WHAT THE TASK ASKS:
Transcribe the entries below exactly; leave every image out.

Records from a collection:
-- BEGIN --

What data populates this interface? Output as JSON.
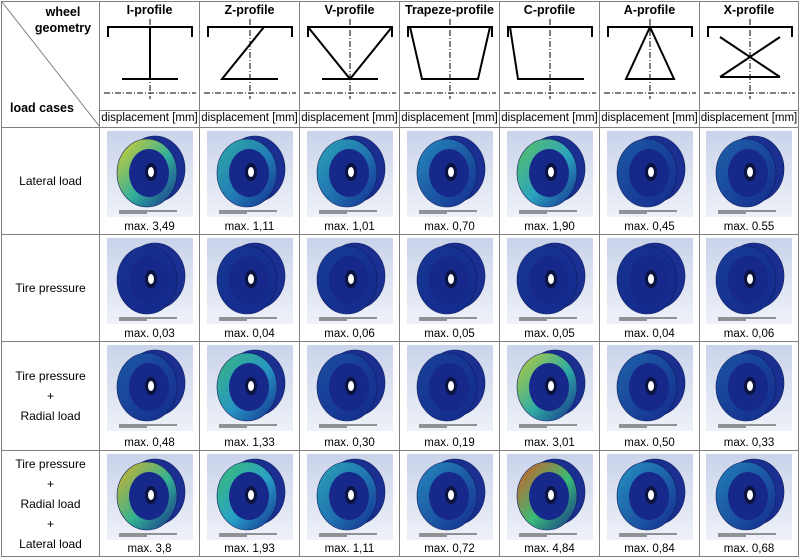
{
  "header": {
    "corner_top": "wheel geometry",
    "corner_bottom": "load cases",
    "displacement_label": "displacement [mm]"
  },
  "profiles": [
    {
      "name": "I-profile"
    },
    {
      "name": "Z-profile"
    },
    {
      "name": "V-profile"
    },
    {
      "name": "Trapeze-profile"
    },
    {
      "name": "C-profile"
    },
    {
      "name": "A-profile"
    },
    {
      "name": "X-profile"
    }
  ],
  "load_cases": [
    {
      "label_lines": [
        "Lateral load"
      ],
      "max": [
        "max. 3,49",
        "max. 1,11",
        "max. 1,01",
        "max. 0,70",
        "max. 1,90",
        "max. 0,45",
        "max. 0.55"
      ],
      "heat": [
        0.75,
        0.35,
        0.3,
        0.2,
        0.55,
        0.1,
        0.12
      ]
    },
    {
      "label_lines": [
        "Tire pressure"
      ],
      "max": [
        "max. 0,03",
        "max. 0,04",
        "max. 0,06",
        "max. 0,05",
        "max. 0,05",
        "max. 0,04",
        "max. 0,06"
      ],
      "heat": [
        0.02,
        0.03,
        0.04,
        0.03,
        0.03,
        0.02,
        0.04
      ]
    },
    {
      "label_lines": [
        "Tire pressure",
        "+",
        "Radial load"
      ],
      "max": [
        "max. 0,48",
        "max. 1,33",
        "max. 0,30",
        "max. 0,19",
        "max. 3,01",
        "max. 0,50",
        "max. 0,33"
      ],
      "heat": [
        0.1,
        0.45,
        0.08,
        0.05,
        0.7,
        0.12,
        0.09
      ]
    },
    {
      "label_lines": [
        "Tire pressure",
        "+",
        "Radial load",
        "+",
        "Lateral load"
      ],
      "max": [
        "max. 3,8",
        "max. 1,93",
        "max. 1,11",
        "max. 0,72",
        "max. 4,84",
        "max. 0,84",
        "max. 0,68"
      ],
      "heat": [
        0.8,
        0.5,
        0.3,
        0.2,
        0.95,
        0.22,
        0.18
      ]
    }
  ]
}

-- END --

COMPLETE RESPONSE:
What data populates this interface? Output as JSON.
{
  "header": {
    "corner_top": "wheel geometry",
    "corner_bottom": "load cases",
    "displacement_label": "displacement [mm]"
  },
  "profiles": [
    {
      "name": "I-profile"
    },
    {
      "name": "Z-profile"
    },
    {
      "name": "V-profile"
    },
    {
      "name": "Trapeze-profile"
    },
    {
      "name": "C-profile"
    },
    {
      "name": "A-profile"
    },
    {
      "name": "X-profile"
    }
  ],
  "load_cases": [
    {
      "label_lines": [
        "Lateral load"
      ],
      "max": [
        "max. 3,49",
        "max. 1,11",
        "max. 1,01",
        "max. 0,70",
        "max. 1,90",
        "max. 0,45",
        "max. 0.55"
      ],
      "heat": [
        0.75,
        0.35,
        0.3,
        0.2,
        0.55,
        0.1,
        0.12
      ]
    },
    {
      "label_lines": [
        "Tire pressure"
      ],
      "max": [
        "max. 0,03",
        "max. 0,04",
        "max. 0,06",
        "max. 0,05",
        "max. 0,05",
        "max. 0,04",
        "max. 0,06"
      ],
      "heat": [
        0.02,
        0.03,
        0.04,
        0.03,
        0.03,
        0.02,
        0.04
      ]
    },
    {
      "label_lines": [
        "Tire pressure",
        "+",
        "Radial load"
      ],
      "max": [
        "max. 0,48",
        "max. 1,33",
        "max. 0,30",
        "max. 0,19",
        "max. 3,01",
        "max. 0,50",
        "max. 0,33"
      ],
      "heat": [
        0.1,
        0.45,
        0.08,
        0.05,
        0.7,
        0.12,
        0.09
      ]
    },
    {
      "label_lines": [
        "Tire pressure",
        "+",
        "Radial load",
        "+",
        "Lateral load"
      ],
      "max": [
        "max. 3,8",
        "max. 1,93",
        "max. 1,11",
        "max. 0,72",
        "max. 4,84",
        "max. 0,84",
        "max. 0,68"
      ],
      "heat": [
        0.8,
        0.5,
        0.3,
        0.2,
        0.95,
        0.22,
        0.18
      ]
    }
  ]
}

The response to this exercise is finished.